WHAT YOU NEED TO DO
I'd like the entries repeated exactly, without their pictures.

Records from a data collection

= = = = =

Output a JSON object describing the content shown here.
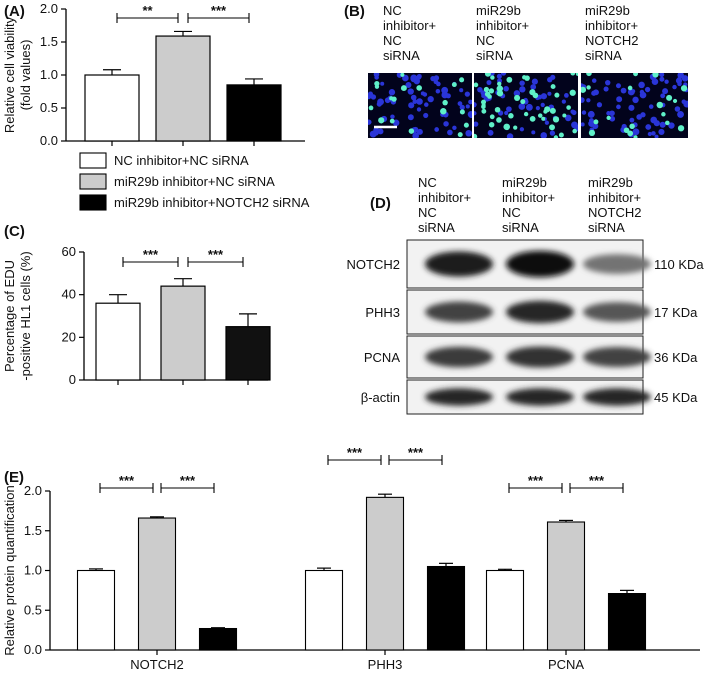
{
  "panels": {
    "A": "(A)",
    "B": "(B)",
    "C": "(C)",
    "D": "(D)",
    "E": "(E)"
  },
  "legend": [
    {
      "label": "NC inhibitor+NC siRNA",
      "color": "#ffffff"
    },
    {
      "label": "miR29b inhibitor+NC siRNA",
      "color": "#cccccc"
    },
    {
      "label": "miR29b inhibitor+NOTCH2 siRNA",
      "color": "#000000"
    }
  ],
  "group_labels": [
    [
      "NC",
      "inhibitor+",
      "NC",
      "siRNA"
    ],
    [
      "miR29b",
      "inhibitor+",
      "NC",
      "siRNA"
    ],
    [
      "miR29b",
      "inhibitor+",
      "NOTCH2",
      "siRNA"
    ]
  ],
  "blot": {
    "rows": [
      {
        "protein": "NOTCH2",
        "size": "110 KDa",
        "intensity": [
          0.9,
          1.0,
          0.45
        ]
      },
      {
        "protein": "PHH3",
        "size": "17 KDa",
        "intensity": [
          0.7,
          0.85,
          0.6
        ]
      },
      {
        "protein": "PCNA",
        "size": "36 KDa",
        "intensity": [
          0.75,
          0.8,
          0.7
        ]
      },
      {
        "protein": "β-actin",
        "size": "45 KDa",
        "intensity": [
          0.85,
          0.85,
          0.85
        ]
      }
    ]
  },
  "chart_data": [
    {
      "type": "bar",
      "panel": "A",
      "ylabel": "Relative cell viability (fold values)",
      "ylabel_lines": [
        "Relative cell viability",
        "(fold values)"
      ],
      "categories": [
        "NC inhibitor+NC siRNA",
        "miR29b inhibitor+NC siRNA",
        "miR29b inhibitor+NOTCH2 siRNA"
      ],
      "values": [
        1.0,
        1.59,
        0.85
      ],
      "errors": [
        0.08,
        0.07,
        0.09
      ],
      "ylim": [
        0,
        2.0
      ],
      "yticks": [
        "0.0",
        "0.5",
        "1.0",
        "1.5",
        "2.0"
      ],
      "colors": [
        "#ffffff",
        "#cccccc",
        "#000000"
      ],
      "significance": [
        {
          "from": 0,
          "to": 1,
          "label": "**"
        },
        {
          "from": 1,
          "to": 2,
          "label": "***"
        }
      ]
    },
    {
      "type": "bar",
      "panel": "C",
      "ylabel": "Percentage of EDU -positive HL1 cells (%)",
      "ylabel_lines": [
        "Percentage of EDU",
        "-positive HL1 cells (%)"
      ],
      "categories": [
        "NC inhibitor+NC siRNA",
        "miR29b inhibitor+NC siRNA",
        "miR29b inhibitor+NOTCH2 siRNA"
      ],
      "values": [
        36,
        44,
        25
      ],
      "errors": [
        4,
        3.5,
        6
      ],
      "ylim": [
        0,
        60
      ],
      "yticks": [
        "0",
        "20",
        "40",
        "60"
      ],
      "colors": [
        "#ffffff",
        "#cccccc",
        "#111111"
      ],
      "significance": [
        {
          "from": 0,
          "to": 1,
          "label": "***"
        },
        {
          "from": 1,
          "to": 2,
          "label": "***"
        }
      ]
    },
    {
      "type": "bar",
      "panel": "E",
      "ylabel": "Relative protein quantification",
      "categories": [
        "NOTCH2",
        "PHH3",
        "PCNA"
      ],
      "ylim": [
        0,
        2.0
      ],
      "yticks": [
        "0.0",
        "0.5",
        "1.0",
        "1.5",
        "2.0"
      ],
      "series": [
        {
          "name": "NC inhibitor+NC siRNA",
          "color": "#ffffff",
          "values": [
            1.0,
            1.0,
            1.0
          ],
          "errors": [
            0.02,
            0.03,
            0.015
          ]
        },
        {
          "name": "miR29b inhibitor+NC siRNA",
          "color": "#cccccc",
          "values": [
            1.66,
            1.92,
            1.61
          ],
          "errors": [
            0.015,
            0.04,
            0.02
          ]
        },
        {
          "name": "miR29b inhibitor+NOTCH2 siRNA",
          "color": "#000000",
          "values": [
            0.27,
            1.05,
            0.71
          ],
          "errors": [
            0.01,
            0.04,
            0.04
          ]
        }
      ],
      "significance": [
        {
          "category": 0,
          "from": 0,
          "to": 1,
          "label": "***"
        },
        {
          "category": 0,
          "from": 1,
          "to": 2,
          "label": "***"
        },
        {
          "category": 1,
          "from": 0,
          "to": 1,
          "label": "***"
        },
        {
          "category": 1,
          "from": 1,
          "to": 2,
          "label": "***"
        },
        {
          "category": 2,
          "from": 0,
          "to": 1,
          "label": "***"
        },
        {
          "category": 2,
          "from": 1,
          "to": 2,
          "label": "***"
        }
      ]
    }
  ]
}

= = = = =

TASK ANSWER
Output a JSON object describing the content shown here.
{
  "panels": {
    "A": "(A)",
    "B": "(B)",
    "C": "(C)",
    "D": "(D)",
    "E": "(E)"
  },
  "legend": [
    {
      "label": "NC inhibitor+NC siRNA",
      "color": "#ffffff"
    },
    {
      "label": "miR29b inhibitor+NC siRNA",
      "color": "#cccccc"
    },
    {
      "label": "miR29b inhibitor+NOTCH2 siRNA",
      "color": "#000000"
    }
  ],
  "group_labels": [
    [
      "NC",
      "inhibitor+",
      "NC",
      "siRNA"
    ],
    [
      "miR29b",
      "inhibitor+",
      "NC",
      "siRNA"
    ],
    [
      "miR29b",
      "inhibitor+",
      "NOTCH2",
      "siRNA"
    ]
  ],
  "blot": {
    "rows": [
      {
        "protein": "NOTCH2",
        "size": "110 KDa",
        "intensity": [
          0.9,
          1.0,
          0.45
        ]
      },
      {
        "protein": "PHH3",
        "size": "17 KDa",
        "intensity": [
          0.7,
          0.85,
          0.6
        ]
      },
      {
        "protein": "PCNA",
        "size": "36 KDa",
        "intensity": [
          0.75,
          0.8,
          0.7
        ]
      },
      {
        "protein": "β-actin",
        "size": "45 KDa",
        "intensity": [
          0.85,
          0.85,
          0.85
        ]
      }
    ]
  },
  "chart_data": [
    {
      "type": "bar",
      "panel": "A",
      "ylabel": "Relative cell viability (fold values)",
      "ylabel_lines": [
        "Relative cell viability",
        "(fold values)"
      ],
      "categories": [
        "NC inhibitor+NC siRNA",
        "miR29b inhibitor+NC siRNA",
        "miR29b inhibitor+NOTCH2 siRNA"
      ],
      "values": [
        1.0,
        1.59,
        0.85
      ],
      "errors": [
        0.08,
        0.07,
        0.09
      ],
      "ylim": [
        0,
        2.0
      ],
      "yticks": [
        "0.0",
        "0.5",
        "1.0",
        "1.5",
        "2.0"
      ],
      "colors": [
        "#ffffff",
        "#cccccc",
        "#000000"
      ],
      "significance": [
        {
          "from": 0,
          "to": 1,
          "label": "**"
        },
        {
          "from": 1,
          "to": 2,
          "label": "***"
        }
      ]
    },
    {
      "type": "bar",
      "panel": "C",
      "ylabel": "Percentage of EDU -positive HL1 cells (%)",
      "ylabel_lines": [
        "Percentage of EDU",
        "-positive HL1 cells (%)"
      ],
      "categories": [
        "NC inhibitor+NC siRNA",
        "miR29b inhibitor+NC siRNA",
        "miR29b inhibitor+NOTCH2 siRNA"
      ],
      "values": [
        36,
        44,
        25
      ],
      "errors": [
        4,
        3.5,
        6
      ],
      "ylim": [
        0,
        60
      ],
      "yticks": [
        "0",
        "20",
        "40",
        "60"
      ],
      "colors": [
        "#ffffff",
        "#cccccc",
        "#111111"
      ],
      "significance": [
        {
          "from": 0,
          "to": 1,
          "label": "***"
        },
        {
          "from": 1,
          "to": 2,
          "label": "***"
        }
      ]
    },
    {
      "type": "bar",
      "panel": "E",
      "ylabel": "Relative protein quantification",
      "categories": [
        "NOTCH2",
        "PHH3",
        "PCNA"
      ],
      "ylim": [
        0,
        2.0
      ],
      "yticks": [
        "0.0",
        "0.5",
        "1.0",
        "1.5",
        "2.0"
      ],
      "series": [
        {
          "name": "NC inhibitor+NC siRNA",
          "color": "#ffffff",
          "values": [
            1.0,
            1.0,
            1.0
          ],
          "errors": [
            0.02,
            0.03,
            0.015
          ]
        },
        {
          "name": "miR29b inhibitor+NC siRNA",
          "color": "#cccccc",
          "values": [
            1.66,
            1.92,
            1.61
          ],
          "errors": [
            0.015,
            0.04,
            0.02
          ]
        },
        {
          "name": "miR29b inhibitor+NOTCH2 siRNA",
          "color": "#000000",
          "values": [
            0.27,
            1.05,
            0.71
          ],
          "errors": [
            0.01,
            0.04,
            0.04
          ]
        }
      ],
      "significance": [
        {
          "category": 0,
          "from": 0,
          "to": 1,
          "label": "***"
        },
        {
          "category": 0,
          "from": 1,
          "to": 2,
          "label": "***"
        },
        {
          "category": 1,
          "from": 0,
          "to": 1,
          "label": "***"
        },
        {
          "category": 1,
          "from": 1,
          "to": 2,
          "label": "***"
        },
        {
          "category": 2,
          "from": 0,
          "to": 1,
          "label": "***"
        },
        {
          "category": 2,
          "from": 1,
          "to": 2,
          "label": "***"
        }
      ]
    }
  ]
}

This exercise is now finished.